(STATED PROBLEM)
Pull out every line below that contains the word "What".

(DATA TO USE)

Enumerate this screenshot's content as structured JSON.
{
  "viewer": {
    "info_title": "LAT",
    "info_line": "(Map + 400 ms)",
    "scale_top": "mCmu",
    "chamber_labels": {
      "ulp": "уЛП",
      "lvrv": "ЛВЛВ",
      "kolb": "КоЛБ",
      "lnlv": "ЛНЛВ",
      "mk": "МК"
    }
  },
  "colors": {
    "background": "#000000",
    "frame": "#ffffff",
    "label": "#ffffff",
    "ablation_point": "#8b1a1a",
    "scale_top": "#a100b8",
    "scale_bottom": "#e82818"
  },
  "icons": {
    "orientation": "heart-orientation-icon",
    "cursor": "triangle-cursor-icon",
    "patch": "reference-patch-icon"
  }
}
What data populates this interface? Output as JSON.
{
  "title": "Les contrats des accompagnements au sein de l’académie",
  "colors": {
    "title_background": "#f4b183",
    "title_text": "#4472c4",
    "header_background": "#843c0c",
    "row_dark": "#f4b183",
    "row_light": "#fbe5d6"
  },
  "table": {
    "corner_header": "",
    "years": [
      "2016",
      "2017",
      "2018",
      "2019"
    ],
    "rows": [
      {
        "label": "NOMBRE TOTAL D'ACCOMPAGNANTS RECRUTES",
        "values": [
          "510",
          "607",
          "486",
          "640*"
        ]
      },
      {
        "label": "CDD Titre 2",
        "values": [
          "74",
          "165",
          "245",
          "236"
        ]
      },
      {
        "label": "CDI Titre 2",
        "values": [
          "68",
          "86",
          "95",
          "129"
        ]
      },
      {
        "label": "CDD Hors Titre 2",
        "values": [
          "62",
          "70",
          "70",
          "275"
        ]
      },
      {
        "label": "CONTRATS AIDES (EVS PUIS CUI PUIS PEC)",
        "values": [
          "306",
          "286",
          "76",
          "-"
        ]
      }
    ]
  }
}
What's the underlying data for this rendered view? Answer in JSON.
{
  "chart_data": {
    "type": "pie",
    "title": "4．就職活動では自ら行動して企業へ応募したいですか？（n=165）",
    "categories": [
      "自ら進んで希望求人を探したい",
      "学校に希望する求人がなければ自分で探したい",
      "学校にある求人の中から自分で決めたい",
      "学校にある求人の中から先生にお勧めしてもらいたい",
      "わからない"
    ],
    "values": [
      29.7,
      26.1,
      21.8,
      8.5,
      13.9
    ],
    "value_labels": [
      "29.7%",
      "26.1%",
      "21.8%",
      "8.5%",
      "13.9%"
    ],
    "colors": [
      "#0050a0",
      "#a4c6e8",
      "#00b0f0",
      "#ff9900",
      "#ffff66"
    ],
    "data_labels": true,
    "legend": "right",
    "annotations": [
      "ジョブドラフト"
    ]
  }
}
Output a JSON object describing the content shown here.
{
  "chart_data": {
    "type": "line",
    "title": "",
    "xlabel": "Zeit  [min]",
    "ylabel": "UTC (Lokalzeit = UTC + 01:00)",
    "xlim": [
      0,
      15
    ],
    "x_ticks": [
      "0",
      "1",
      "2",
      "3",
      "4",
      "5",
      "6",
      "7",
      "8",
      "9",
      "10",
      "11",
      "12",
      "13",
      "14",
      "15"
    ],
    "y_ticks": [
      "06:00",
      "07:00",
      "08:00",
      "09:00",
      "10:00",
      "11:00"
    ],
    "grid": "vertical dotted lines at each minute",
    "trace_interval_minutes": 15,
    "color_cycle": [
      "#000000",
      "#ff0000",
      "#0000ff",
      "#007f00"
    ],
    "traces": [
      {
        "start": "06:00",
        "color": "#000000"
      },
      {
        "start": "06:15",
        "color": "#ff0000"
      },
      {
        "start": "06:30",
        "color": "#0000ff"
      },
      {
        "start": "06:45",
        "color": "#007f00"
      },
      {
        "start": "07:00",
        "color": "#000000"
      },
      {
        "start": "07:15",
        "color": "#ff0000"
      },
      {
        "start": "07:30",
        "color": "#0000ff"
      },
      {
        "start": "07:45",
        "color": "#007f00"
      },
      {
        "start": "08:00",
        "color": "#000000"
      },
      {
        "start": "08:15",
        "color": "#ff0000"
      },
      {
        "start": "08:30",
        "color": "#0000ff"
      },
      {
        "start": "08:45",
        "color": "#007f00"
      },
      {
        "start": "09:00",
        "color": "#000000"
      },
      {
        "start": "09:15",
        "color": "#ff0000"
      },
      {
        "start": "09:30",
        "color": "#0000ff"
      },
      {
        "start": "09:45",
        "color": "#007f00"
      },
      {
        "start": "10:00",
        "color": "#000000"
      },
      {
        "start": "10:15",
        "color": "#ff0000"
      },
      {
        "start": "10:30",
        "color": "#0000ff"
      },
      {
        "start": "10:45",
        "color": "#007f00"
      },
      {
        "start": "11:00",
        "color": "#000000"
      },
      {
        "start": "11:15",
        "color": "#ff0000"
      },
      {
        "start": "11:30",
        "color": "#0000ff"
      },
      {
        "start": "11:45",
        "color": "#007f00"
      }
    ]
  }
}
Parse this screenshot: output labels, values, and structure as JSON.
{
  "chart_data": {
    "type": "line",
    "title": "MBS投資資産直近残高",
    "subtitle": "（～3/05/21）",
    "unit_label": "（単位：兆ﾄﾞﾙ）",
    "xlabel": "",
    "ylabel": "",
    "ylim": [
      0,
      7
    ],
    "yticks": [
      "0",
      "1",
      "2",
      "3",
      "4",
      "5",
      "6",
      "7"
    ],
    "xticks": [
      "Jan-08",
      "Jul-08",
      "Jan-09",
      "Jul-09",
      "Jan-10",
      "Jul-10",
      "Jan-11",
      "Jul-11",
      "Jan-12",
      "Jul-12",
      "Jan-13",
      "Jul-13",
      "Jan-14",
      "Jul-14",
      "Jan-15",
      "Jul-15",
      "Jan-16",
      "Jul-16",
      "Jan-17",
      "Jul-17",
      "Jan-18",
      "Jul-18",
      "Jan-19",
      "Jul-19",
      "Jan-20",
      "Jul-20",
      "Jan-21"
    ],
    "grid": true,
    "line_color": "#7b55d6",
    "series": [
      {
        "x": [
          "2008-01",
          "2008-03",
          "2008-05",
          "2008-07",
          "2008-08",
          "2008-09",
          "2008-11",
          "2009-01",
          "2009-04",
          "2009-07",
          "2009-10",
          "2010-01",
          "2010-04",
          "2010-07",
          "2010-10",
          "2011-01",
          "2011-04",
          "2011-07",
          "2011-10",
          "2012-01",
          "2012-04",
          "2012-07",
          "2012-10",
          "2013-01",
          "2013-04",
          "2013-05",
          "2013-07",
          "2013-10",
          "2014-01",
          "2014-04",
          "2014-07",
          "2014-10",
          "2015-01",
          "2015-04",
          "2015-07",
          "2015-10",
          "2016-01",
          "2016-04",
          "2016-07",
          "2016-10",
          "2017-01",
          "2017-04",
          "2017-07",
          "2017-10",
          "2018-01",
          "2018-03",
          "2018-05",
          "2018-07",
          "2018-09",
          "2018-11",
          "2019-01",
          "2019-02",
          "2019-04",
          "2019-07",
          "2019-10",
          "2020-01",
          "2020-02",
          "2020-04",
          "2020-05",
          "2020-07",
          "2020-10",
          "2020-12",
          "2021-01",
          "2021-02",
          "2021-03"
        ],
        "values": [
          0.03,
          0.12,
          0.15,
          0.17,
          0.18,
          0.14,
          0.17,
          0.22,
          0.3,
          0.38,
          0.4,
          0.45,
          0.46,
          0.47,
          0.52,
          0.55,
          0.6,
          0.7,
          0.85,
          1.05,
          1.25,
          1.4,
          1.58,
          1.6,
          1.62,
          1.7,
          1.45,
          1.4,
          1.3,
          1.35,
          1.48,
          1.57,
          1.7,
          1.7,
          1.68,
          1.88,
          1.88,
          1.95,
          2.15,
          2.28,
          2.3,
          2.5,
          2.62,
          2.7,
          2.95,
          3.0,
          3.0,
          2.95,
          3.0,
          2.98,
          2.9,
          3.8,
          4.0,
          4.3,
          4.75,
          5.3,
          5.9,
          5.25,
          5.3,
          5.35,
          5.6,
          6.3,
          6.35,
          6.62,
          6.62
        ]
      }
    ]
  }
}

(EXPECTED OUTPUT)
What data populates this interface? Output as JSON.
What's the underlying data for this rendered view? Answer in JSON.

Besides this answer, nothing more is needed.